:: Required task ::
Wherever the string "this" appears in the listing, copy that line.

---- Input

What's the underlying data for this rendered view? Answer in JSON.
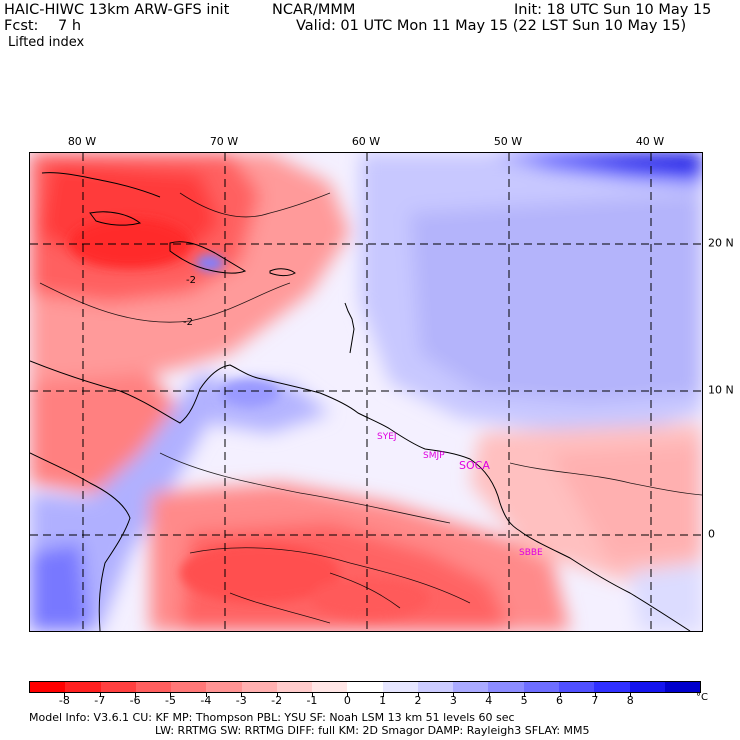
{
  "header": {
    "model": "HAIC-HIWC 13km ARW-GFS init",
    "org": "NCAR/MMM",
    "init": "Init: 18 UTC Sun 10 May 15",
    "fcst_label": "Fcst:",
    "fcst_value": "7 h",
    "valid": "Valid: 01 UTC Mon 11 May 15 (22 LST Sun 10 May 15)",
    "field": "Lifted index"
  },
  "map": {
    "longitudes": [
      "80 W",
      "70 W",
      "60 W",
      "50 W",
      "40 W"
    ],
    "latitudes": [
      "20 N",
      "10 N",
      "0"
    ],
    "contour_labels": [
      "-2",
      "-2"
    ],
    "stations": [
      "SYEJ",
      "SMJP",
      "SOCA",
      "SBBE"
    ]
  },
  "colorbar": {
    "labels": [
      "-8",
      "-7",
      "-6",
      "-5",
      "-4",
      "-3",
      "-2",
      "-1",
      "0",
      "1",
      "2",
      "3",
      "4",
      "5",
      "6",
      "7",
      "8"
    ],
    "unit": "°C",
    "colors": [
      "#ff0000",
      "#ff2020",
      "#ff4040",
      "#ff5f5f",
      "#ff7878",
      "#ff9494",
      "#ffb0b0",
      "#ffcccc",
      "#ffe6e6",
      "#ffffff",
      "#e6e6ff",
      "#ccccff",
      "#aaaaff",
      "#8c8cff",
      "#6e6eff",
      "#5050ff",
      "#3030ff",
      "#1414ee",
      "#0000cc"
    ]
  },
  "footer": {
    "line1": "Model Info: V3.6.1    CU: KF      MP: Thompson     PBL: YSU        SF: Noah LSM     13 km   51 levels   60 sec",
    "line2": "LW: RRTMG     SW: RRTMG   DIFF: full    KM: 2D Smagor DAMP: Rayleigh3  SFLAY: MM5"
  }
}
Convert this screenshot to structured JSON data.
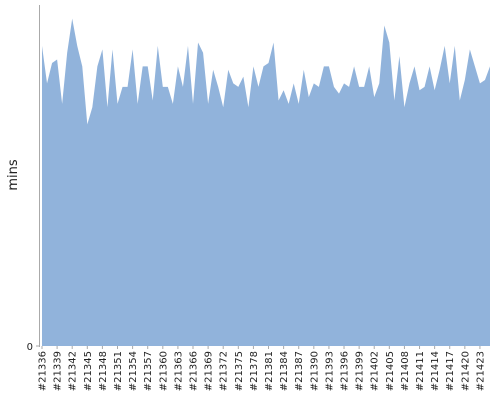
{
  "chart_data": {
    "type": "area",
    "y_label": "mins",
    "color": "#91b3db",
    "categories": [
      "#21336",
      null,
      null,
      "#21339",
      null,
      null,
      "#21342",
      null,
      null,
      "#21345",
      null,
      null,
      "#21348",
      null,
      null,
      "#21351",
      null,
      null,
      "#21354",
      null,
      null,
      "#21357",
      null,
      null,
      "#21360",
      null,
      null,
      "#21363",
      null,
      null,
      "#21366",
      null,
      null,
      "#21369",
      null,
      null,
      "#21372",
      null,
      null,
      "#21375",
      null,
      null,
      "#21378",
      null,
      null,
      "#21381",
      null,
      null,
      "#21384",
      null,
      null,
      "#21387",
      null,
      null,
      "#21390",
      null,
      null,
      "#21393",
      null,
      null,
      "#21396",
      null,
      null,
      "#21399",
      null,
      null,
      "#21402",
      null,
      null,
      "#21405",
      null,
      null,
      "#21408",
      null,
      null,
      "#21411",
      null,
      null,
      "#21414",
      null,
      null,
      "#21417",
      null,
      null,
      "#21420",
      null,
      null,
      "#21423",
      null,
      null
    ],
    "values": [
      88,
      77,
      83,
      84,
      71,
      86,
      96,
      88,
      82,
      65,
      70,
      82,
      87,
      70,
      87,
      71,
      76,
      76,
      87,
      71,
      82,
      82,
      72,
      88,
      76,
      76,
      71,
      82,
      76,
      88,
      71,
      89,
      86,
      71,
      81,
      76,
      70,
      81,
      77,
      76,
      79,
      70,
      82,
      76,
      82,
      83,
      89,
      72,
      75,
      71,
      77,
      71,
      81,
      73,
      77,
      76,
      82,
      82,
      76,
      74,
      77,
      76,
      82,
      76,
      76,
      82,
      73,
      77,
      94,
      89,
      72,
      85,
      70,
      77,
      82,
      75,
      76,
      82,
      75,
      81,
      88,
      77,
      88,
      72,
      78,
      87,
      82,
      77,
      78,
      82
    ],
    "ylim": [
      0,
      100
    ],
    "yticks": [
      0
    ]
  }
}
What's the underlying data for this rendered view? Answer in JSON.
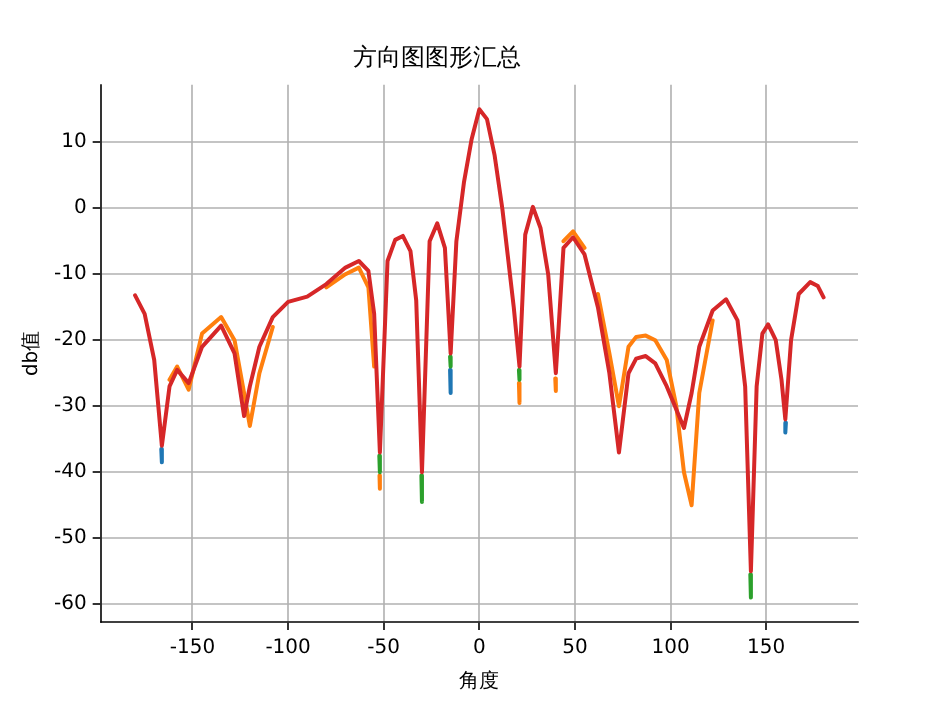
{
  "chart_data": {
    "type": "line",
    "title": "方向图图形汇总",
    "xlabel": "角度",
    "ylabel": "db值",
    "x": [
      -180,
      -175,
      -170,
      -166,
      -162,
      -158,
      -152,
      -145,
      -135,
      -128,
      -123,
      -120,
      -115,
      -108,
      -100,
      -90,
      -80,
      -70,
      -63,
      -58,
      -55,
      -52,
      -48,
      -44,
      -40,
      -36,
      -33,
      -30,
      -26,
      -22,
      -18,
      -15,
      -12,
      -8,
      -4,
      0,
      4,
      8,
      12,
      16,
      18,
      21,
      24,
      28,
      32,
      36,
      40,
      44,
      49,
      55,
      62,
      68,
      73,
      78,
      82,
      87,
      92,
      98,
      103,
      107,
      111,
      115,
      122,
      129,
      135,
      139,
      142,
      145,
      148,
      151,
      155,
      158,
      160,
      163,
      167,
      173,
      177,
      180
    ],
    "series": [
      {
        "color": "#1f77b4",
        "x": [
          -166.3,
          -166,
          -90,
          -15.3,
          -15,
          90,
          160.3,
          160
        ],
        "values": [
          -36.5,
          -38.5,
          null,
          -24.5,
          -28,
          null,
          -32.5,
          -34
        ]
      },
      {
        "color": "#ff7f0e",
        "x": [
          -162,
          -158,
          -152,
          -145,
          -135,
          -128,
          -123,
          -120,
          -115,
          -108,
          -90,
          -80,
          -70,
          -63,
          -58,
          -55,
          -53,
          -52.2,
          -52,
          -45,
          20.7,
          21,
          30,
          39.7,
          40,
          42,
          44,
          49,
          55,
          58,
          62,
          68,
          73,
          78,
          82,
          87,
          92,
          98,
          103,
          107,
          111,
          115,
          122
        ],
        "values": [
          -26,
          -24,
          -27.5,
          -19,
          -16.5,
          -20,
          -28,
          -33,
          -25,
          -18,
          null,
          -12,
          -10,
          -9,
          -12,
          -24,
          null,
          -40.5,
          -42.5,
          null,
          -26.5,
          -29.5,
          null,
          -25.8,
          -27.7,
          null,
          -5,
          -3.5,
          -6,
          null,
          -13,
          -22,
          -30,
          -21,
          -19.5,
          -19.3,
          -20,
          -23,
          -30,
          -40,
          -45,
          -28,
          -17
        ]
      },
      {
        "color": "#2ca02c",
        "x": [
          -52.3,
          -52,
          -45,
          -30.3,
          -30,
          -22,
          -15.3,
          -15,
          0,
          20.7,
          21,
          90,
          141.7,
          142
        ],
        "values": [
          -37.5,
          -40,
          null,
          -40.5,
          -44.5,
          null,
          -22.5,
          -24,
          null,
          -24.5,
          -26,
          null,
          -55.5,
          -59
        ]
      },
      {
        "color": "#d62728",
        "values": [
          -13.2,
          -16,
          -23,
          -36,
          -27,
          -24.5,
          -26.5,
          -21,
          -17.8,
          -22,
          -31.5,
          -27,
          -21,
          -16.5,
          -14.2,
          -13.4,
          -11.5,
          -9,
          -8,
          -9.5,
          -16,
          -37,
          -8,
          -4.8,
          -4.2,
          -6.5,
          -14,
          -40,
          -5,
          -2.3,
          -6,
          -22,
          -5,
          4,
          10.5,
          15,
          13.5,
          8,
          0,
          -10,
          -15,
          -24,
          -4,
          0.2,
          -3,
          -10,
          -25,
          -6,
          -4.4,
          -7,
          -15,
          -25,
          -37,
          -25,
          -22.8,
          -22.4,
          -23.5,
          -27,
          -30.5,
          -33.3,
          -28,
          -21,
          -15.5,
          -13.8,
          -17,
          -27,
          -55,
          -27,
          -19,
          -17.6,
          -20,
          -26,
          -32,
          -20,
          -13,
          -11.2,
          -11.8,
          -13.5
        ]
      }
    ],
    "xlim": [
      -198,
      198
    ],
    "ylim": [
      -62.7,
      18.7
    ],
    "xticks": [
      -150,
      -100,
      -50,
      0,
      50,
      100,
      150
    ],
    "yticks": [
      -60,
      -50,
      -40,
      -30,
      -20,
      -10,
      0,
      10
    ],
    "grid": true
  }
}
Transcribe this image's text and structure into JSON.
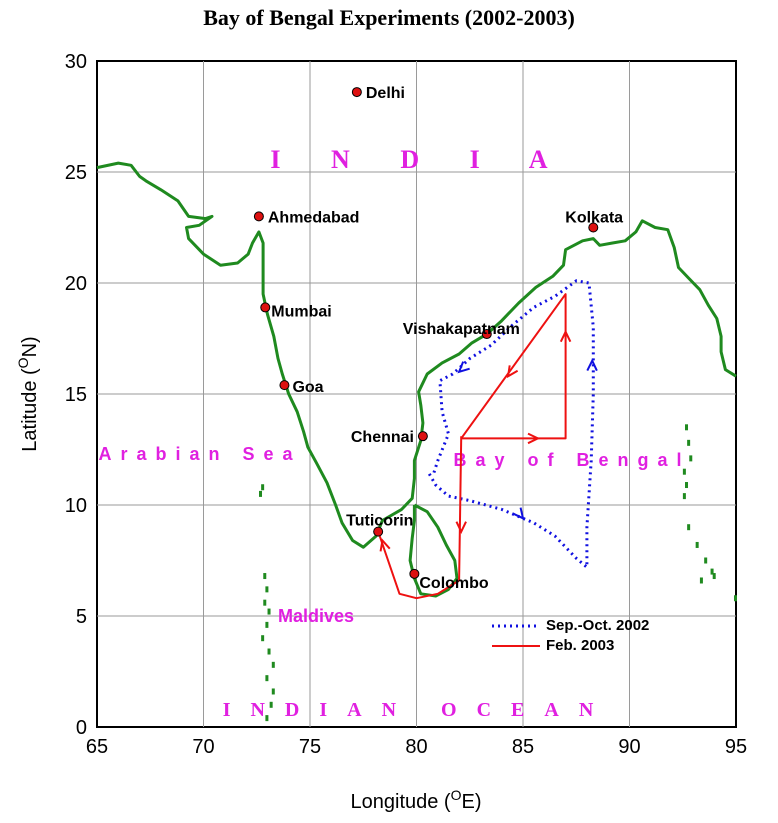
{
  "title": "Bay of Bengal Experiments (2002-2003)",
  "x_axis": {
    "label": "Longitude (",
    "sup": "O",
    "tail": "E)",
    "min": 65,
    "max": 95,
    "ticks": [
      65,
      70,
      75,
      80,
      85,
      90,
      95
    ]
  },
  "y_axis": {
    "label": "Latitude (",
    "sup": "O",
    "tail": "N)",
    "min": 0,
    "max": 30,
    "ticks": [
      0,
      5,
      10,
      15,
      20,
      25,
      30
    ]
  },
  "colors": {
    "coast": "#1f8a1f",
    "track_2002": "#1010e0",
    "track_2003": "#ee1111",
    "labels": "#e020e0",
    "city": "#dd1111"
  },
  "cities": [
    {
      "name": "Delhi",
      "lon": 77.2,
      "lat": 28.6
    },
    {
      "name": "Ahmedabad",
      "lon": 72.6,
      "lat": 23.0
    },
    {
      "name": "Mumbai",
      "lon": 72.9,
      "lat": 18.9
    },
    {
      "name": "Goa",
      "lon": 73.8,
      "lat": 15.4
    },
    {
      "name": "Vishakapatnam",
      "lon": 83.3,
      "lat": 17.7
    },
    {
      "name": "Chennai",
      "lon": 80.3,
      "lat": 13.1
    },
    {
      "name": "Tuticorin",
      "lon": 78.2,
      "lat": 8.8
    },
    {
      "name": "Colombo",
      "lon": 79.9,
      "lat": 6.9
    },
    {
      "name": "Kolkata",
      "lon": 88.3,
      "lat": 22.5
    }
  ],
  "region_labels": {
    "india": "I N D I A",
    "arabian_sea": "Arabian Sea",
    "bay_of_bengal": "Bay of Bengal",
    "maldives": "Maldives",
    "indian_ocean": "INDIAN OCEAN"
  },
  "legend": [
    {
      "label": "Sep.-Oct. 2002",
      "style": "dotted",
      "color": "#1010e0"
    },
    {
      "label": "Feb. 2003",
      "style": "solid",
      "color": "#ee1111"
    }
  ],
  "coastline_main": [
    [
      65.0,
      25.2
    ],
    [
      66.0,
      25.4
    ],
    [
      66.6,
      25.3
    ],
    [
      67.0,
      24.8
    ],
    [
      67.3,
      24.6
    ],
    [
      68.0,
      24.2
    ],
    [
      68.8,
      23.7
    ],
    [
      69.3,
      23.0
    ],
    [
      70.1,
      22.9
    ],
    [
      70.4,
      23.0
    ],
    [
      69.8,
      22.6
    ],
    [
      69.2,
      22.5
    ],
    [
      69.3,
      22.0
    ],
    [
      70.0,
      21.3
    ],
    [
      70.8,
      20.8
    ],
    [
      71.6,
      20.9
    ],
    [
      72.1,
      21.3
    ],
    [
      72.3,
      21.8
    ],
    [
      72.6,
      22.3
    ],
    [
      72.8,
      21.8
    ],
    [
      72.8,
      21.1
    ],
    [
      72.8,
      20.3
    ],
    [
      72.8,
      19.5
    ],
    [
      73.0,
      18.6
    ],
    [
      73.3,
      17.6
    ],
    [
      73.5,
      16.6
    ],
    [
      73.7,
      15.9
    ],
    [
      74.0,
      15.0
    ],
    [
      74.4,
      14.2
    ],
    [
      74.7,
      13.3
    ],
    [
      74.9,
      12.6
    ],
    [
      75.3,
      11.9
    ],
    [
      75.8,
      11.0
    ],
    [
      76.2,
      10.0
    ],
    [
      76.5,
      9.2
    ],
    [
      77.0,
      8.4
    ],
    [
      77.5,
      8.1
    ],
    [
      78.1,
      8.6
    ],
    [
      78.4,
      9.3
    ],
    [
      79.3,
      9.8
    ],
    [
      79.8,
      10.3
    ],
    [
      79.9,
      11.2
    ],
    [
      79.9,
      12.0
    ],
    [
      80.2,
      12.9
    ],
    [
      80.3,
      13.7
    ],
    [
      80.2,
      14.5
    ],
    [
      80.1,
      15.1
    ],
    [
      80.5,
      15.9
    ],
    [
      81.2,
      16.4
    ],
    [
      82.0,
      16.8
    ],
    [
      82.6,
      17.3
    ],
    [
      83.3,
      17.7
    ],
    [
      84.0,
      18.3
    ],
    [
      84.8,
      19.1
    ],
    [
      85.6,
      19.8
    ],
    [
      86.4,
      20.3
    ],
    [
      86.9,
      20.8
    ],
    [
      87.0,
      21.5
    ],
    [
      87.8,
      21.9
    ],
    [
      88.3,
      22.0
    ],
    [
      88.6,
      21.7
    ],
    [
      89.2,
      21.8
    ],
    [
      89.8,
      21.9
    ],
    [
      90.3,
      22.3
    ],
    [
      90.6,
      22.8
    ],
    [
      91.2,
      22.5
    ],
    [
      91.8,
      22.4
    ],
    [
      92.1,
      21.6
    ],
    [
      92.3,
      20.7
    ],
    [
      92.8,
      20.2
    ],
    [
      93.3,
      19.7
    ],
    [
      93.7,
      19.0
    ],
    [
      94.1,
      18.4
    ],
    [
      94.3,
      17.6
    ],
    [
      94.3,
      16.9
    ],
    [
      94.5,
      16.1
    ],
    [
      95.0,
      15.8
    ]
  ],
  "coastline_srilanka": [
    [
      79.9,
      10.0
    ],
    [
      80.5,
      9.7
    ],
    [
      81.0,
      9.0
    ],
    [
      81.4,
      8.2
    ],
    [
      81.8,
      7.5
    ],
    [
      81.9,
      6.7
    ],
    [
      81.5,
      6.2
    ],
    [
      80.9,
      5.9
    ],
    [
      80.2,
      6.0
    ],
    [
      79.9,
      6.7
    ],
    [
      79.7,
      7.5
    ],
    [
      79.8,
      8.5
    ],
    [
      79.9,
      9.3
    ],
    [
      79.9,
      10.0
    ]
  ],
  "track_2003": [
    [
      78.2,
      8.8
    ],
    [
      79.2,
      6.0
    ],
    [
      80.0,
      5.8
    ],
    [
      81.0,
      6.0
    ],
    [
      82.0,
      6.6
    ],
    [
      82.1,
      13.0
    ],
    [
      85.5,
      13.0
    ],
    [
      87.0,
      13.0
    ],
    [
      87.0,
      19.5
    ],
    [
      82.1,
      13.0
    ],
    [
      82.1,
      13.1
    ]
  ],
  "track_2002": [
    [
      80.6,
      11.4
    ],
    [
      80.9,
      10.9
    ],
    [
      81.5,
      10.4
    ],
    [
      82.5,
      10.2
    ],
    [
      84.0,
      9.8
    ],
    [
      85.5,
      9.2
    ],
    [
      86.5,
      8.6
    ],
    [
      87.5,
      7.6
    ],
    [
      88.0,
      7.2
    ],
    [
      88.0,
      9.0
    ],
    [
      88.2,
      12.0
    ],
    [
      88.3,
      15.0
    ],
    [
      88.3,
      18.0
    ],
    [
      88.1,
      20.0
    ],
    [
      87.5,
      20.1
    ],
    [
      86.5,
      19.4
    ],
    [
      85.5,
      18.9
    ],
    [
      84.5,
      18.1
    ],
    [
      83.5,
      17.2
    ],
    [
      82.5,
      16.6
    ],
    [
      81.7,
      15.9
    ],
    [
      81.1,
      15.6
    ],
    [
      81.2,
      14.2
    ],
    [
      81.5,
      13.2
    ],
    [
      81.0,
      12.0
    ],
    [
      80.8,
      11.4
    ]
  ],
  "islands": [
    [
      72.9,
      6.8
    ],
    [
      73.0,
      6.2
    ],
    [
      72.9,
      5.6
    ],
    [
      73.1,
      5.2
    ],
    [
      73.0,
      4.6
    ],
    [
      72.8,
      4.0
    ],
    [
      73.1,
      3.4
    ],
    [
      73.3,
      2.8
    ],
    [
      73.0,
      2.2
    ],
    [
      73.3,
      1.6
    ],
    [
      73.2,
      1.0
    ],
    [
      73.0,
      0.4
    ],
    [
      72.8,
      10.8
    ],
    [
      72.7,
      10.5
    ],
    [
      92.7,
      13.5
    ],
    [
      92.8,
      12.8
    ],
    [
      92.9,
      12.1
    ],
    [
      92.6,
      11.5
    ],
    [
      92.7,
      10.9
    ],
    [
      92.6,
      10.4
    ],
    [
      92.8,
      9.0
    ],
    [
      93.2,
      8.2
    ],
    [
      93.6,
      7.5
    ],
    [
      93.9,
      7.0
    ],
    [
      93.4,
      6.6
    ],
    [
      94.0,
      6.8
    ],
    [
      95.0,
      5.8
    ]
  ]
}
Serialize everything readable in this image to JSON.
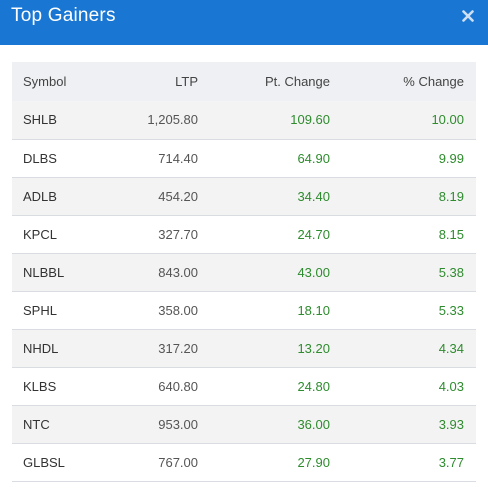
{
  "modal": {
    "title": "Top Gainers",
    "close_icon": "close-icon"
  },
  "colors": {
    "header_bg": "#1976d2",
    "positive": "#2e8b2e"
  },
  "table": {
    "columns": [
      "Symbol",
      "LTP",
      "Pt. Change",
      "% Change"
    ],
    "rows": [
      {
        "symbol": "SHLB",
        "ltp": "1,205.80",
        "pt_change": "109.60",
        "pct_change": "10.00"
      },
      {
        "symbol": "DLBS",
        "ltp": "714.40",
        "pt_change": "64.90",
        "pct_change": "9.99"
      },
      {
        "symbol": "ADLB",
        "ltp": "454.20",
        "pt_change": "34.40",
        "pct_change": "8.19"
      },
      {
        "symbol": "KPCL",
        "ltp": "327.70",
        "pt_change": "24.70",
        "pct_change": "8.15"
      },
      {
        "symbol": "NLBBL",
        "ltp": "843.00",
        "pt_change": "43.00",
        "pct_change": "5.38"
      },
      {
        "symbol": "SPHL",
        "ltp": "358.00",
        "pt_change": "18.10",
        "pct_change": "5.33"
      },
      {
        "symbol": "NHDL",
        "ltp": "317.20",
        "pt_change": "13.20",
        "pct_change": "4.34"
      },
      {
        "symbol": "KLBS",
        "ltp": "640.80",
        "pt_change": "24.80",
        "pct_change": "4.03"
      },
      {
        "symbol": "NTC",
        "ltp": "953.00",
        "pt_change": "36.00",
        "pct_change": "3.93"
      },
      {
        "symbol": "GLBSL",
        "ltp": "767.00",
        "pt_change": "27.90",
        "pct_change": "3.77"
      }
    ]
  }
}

--------

:: Correct output ::
What's the underlying data for this rendered view? Answer in JSON.
Convert this screenshot to structured JSON data.
What's the underlying data for this rendered view? Answer in JSON.
Transcribe this image's text and structure into JSON.
Serialize everything readable in this image to JSON.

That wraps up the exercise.